┌─ Data lines
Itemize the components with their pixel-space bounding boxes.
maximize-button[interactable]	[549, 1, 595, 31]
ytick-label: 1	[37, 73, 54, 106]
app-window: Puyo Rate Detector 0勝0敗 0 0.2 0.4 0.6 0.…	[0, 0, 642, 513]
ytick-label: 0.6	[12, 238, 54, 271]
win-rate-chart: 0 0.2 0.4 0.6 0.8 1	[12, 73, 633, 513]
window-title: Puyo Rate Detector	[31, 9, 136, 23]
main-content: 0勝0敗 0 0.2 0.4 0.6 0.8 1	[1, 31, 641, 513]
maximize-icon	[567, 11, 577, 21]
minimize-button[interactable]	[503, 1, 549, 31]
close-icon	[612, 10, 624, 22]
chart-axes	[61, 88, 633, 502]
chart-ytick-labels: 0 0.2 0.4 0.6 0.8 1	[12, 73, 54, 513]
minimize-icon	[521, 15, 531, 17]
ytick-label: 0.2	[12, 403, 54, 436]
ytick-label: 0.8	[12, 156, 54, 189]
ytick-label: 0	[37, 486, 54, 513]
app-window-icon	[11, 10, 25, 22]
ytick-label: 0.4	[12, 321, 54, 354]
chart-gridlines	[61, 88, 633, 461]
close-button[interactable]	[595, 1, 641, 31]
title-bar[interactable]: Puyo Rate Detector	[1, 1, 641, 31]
└─
__Exercise brief__.
Rewrite the listing above with every "Puyo Rate Detector" switched to "Puyo Win Tracker", leaving everything else unchanged.

__Answer for the task__.
Itemize the components with their pixel-space bounding boxes.
maximize-button[interactable]	[549, 1, 595, 31]
ytick-label: 1	[37, 73, 54, 106]
app-window: Puyo Win Tracker 0勝0敗 0 0.2 0.4 0.6 0.…	[0, 0, 642, 513]
ytick-label: 0.6	[12, 238, 54, 271]
win-rate-chart: 0 0.2 0.4 0.6 0.8 1	[12, 73, 633, 513]
window-title: Puyo Win Tracker	[31, 9, 136, 23]
main-content: 0勝0敗 0 0.2 0.4 0.6 0.8 1	[1, 31, 641, 513]
maximize-icon	[567, 11, 577, 21]
minimize-button[interactable]	[503, 1, 549, 31]
close-icon	[612, 10, 624, 22]
chart-axes	[61, 88, 633, 502]
chart-ytick-labels: 0 0.2 0.4 0.6 0.8 1	[12, 73, 54, 513]
minimize-icon	[521, 15, 531, 17]
ytick-label: 0.2	[12, 403, 54, 436]
ytick-label: 0.8	[12, 156, 54, 189]
ytick-label: 0	[37, 486, 54, 513]
app-window-icon	[11, 10, 25, 22]
ytick-label: 0.4	[12, 321, 54, 354]
chart-gridlines	[61, 88, 633, 461]
close-button[interactable]	[595, 1, 641, 31]
title-bar[interactable]: Puyo Win Tracker	[1, 1, 641, 31]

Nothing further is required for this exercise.